## Dataset excerpts:
+ + + +

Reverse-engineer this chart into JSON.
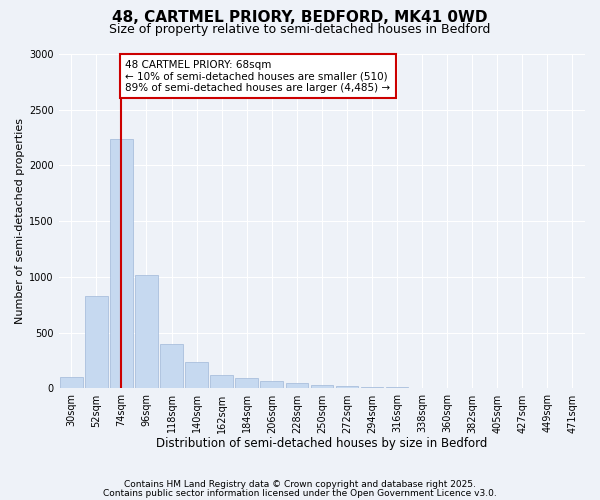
{
  "title1": "48, CARTMEL PRIORY, BEDFORD, MK41 0WD",
  "title2": "Size of property relative to semi-detached houses in Bedford",
  "xlabel": "Distribution of semi-detached houses by size in Bedford",
  "ylabel": "Number of semi-detached properties",
  "categories": [
    "30sqm",
    "52sqm",
    "74sqm",
    "96sqm",
    "118sqm",
    "140sqm",
    "162sqm",
    "184sqm",
    "206sqm",
    "228sqm",
    "250sqm",
    "272sqm",
    "294sqm",
    "316sqm",
    "338sqm",
    "360sqm",
    "382sqm",
    "405sqm",
    "427sqm",
    "449sqm",
    "471sqm"
  ],
  "values": [
    100,
    830,
    2240,
    1020,
    400,
    240,
    120,
    90,
    65,
    50,
    30,
    20,
    15,
    10,
    8,
    5,
    3,
    2,
    2,
    1,
    1
  ],
  "bar_color": "#c6d9f0",
  "bar_edge_color": "#a0b8d8",
  "vline_color": "#cc0000",
  "vline_x": 2.0,
  "annotation_text": "48 CARTMEL PRIORY: 68sqm\n← 10% of semi-detached houses are smaller (510)\n89% of semi-detached houses are larger (4,485) →",
  "annotation_box_color": "#ffffff",
  "annotation_box_edge_color": "#cc0000",
  "ylim": [
    0,
    3000
  ],
  "yticks": [
    0,
    500,
    1000,
    1500,
    2000,
    2500,
    3000
  ],
  "footnote1": "Contains HM Land Registry data © Crown copyright and database right 2025.",
  "footnote2": "Contains public sector information licensed under the Open Government Licence v3.0.",
  "bg_color": "#eef2f8",
  "plot_bg_color": "#eef2f8",
  "title1_fontsize": 11,
  "title2_fontsize": 9,
  "xlabel_fontsize": 8.5,
  "ylabel_fontsize": 8,
  "tick_fontsize": 7,
  "footnote_fontsize": 6.5,
  "annotation_fontsize": 7.5
}
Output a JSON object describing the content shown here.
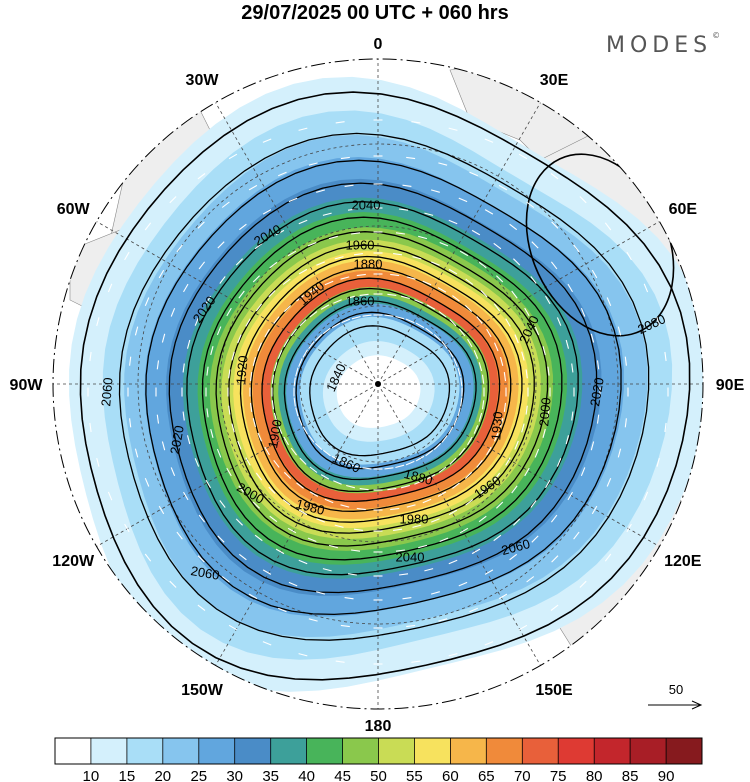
{
  "title": "29/07/2025  00 UTC  + 060 hrs",
  "brand": "MODES",
  "brand_mark": "©",
  "longitude_labels": [
    {
      "text": "0",
      "lon": 0
    },
    {
      "text": "30E",
      "lon": 30
    },
    {
      "text": "60E",
      "lon": 60
    },
    {
      "text": "90E",
      "lon": 90
    },
    {
      "text": "120E",
      "lon": 120
    },
    {
      "text": "150E",
      "lon": 150
    },
    {
      "text": "180",
      "lon": 180
    },
    {
      "text": "150W",
      "lon": -150
    },
    {
      "text": "120W",
      "lon": -120
    },
    {
      "text": "90W",
      "lon": -90
    },
    {
      "text": "60W",
      "lon": -60
    },
    {
      "text": "30W",
      "lon": -30
    }
  ],
  "contour_labels": [
    "1840",
    "1860",
    "1880",
    "1900",
    "1920",
    "1940",
    "1960",
    "1980",
    "2000",
    "2020",
    "2040",
    "2060",
    "2080"
  ],
  "wind_scale": {
    "label": "50"
  },
  "colorbar": {
    "ticks": [
      "10",
      "15",
      "20",
      "25",
      "30",
      "35",
      "40",
      "45",
      "50",
      "55",
      "60",
      "65",
      "70",
      "75",
      "80",
      "85",
      "90"
    ],
    "colors": [
      "#ffffff",
      "#d4f0fc",
      "#a9def7",
      "#86c5ee",
      "#61a6de",
      "#4a8cc7",
      "#3da09a",
      "#48b45a",
      "#8ac84c",
      "#c9dc55",
      "#f7e25e",
      "#f6b64a",
      "#f08a3a",
      "#e8603a",
      "#de3a33",
      "#c3262c",
      "#a81e26",
      "#861a1e"
    ]
  }
}
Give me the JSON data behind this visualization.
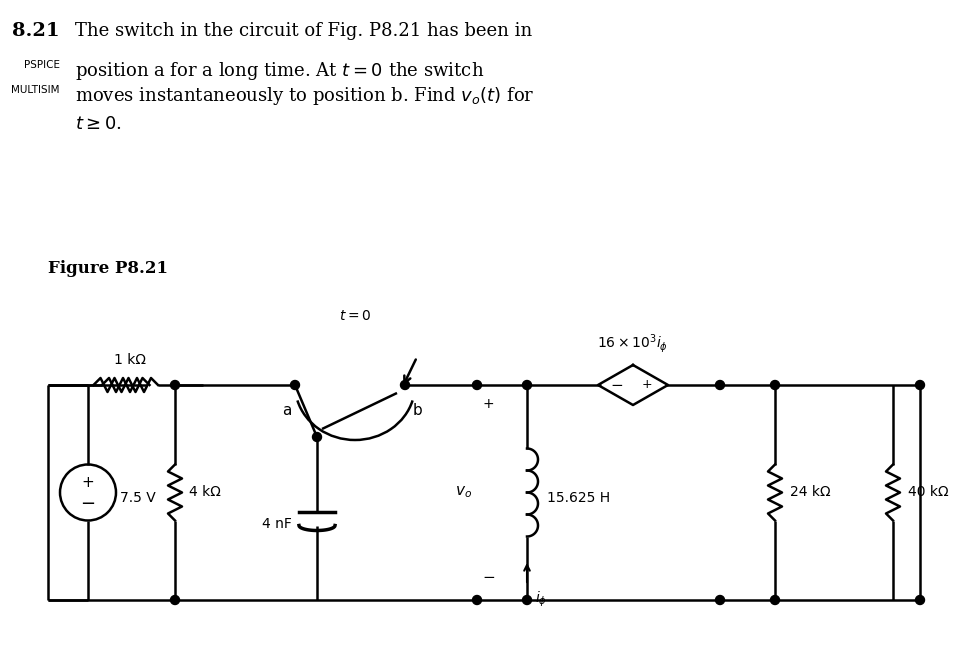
{
  "bg_color": "#ffffff",
  "text_color": "#000000",
  "line_color": "#000000",
  "title_num": "8.21",
  "label_pspice": "PSPICE",
  "label_multisim": "MULTISIM",
  "main_text_line1": "The switch in the circuit of Fig. P8.21 has been in",
  "main_text_line2": "position a for a long time. At $t = 0$ the switch",
  "main_text_line3": "moves instantaneously to position b. Find $v_o(t)$ for",
  "main_text_line4": "$t \\geq 0$.",
  "figure_label": "Figure P8.21",
  "resistor1": "1 kΩ",
  "voltage_src": "7.5 V",
  "resistor2": "4 kΩ",
  "capacitor": "4 nF",
  "inductor": "15.625 H",
  "resistor3": "24 kΩ",
  "resistor4": "40 kΩ",
  "dep_src_label": "16 × 10",
  "switch_label": "$t = 0$",
  "switch_a": "a",
  "switch_b": "b",
  "vo_label": "$v_o$",
  "i_phi_label": "$i_\\phi$",
  "plus": "+",
  "minus": "−"
}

+ + + +

## Set task:
Repeat the material above word for word, please, apart from its images.

## Solved exercise:
Reverse-engineer this chart into JSON.
{
  "title1": "48, CARTMEL PRIORY, BEDFORD, MK41 0WD",
  "title2": "Size of property relative to semi-detached houses in Bedford",
  "xlabel": "Distribution of semi-detached houses by size in Bedford",
  "ylabel": "Number of semi-detached properties",
  "categories": [
    "30sqm",
    "52sqm",
    "74sqm",
    "96sqm",
    "118sqm",
    "140sqm",
    "162sqm",
    "184sqm",
    "206sqm",
    "228sqm",
    "250sqm",
    "272sqm",
    "294sqm",
    "316sqm",
    "338sqm",
    "360sqm",
    "382sqm",
    "405sqm",
    "427sqm",
    "449sqm",
    "471sqm"
  ],
  "values": [
    100,
    830,
    2240,
    1020,
    400,
    240,
    120,
    90,
    65,
    50,
    30,
    20,
    15,
    10,
    8,
    5,
    3,
    2,
    2,
    1,
    1
  ],
  "bar_color": "#c6d9f0",
  "bar_edge_color": "#a0b8d8",
  "vline_color": "#cc0000",
  "vline_x": 2.0,
  "annotation_text": "48 CARTMEL PRIORY: 68sqm\n← 10% of semi-detached houses are smaller (510)\n89% of semi-detached houses are larger (4,485) →",
  "annotation_box_color": "#ffffff",
  "annotation_box_edge_color": "#cc0000",
  "ylim": [
    0,
    3000
  ],
  "yticks": [
    0,
    500,
    1000,
    1500,
    2000,
    2500,
    3000
  ],
  "footnote1": "Contains HM Land Registry data © Crown copyright and database right 2025.",
  "footnote2": "Contains public sector information licensed under the Open Government Licence v3.0.",
  "bg_color": "#eef2f8",
  "plot_bg_color": "#eef2f8",
  "title1_fontsize": 11,
  "title2_fontsize": 9,
  "xlabel_fontsize": 8.5,
  "ylabel_fontsize": 8,
  "tick_fontsize": 7,
  "footnote_fontsize": 6.5,
  "annotation_fontsize": 7.5
}
Output a JSON object describing the content shown here.
{
  "title": "29/07/2025  00 UTC  + 060 hrs",
  "brand": "MODES",
  "brand_mark": "©",
  "longitude_labels": [
    {
      "text": "0",
      "lon": 0
    },
    {
      "text": "30E",
      "lon": 30
    },
    {
      "text": "60E",
      "lon": 60
    },
    {
      "text": "90E",
      "lon": 90
    },
    {
      "text": "120E",
      "lon": 120
    },
    {
      "text": "150E",
      "lon": 150
    },
    {
      "text": "180",
      "lon": 180
    },
    {
      "text": "150W",
      "lon": -150
    },
    {
      "text": "120W",
      "lon": -120
    },
    {
      "text": "90W",
      "lon": -90
    },
    {
      "text": "60W",
      "lon": -60
    },
    {
      "text": "30W",
      "lon": -30
    }
  ],
  "contour_labels": [
    "1840",
    "1860",
    "1880",
    "1900",
    "1920",
    "1940",
    "1960",
    "1980",
    "2000",
    "2020",
    "2040",
    "2060",
    "2080"
  ],
  "wind_scale": {
    "label": "50"
  },
  "colorbar": {
    "ticks": [
      "10",
      "15",
      "20",
      "25",
      "30",
      "35",
      "40",
      "45",
      "50",
      "55",
      "60",
      "65",
      "70",
      "75",
      "80",
      "85",
      "90"
    ],
    "colors": [
      "#ffffff",
      "#d4f0fc",
      "#a9def7",
      "#86c5ee",
      "#61a6de",
      "#4a8cc7",
      "#3da09a",
      "#48b45a",
      "#8ac84c",
      "#c9dc55",
      "#f7e25e",
      "#f6b64a",
      "#f08a3a",
      "#e8603a",
      "#de3a33",
      "#c3262c",
      "#a81e26",
      "#861a1e"
    ]
  }
}
Give me the JSON data behind this visualization.
{
  "bg_color": "#ffffff",
  "text_color": "#000000",
  "line_color": "#000000",
  "title_num": "8.21",
  "label_pspice": "PSPICE",
  "label_multisim": "MULTISIM",
  "main_text_line1": "The switch in the circuit of Fig. P8.21 has been in",
  "main_text_line2": "position a for a long time. At $t = 0$ the switch",
  "main_text_line3": "moves instantaneously to position b. Find $v_o(t)$ for",
  "main_text_line4": "$t \\geq 0$.",
  "figure_label": "Figure P8.21",
  "resistor1": "1 kΩ",
  "voltage_src": "7.5 V",
  "resistor2": "4 kΩ",
  "capacitor": "4 nF",
  "inductor": "15.625 H",
  "resistor3": "24 kΩ",
  "resistor4": "40 kΩ",
  "dep_src_label": "16 × 10",
  "switch_label": "$t = 0$",
  "switch_a": "a",
  "switch_b": "b",
  "vo_label": "$v_o$",
  "i_phi_label": "$i_\\phi$",
  "plus": "+",
  "minus": "−"
}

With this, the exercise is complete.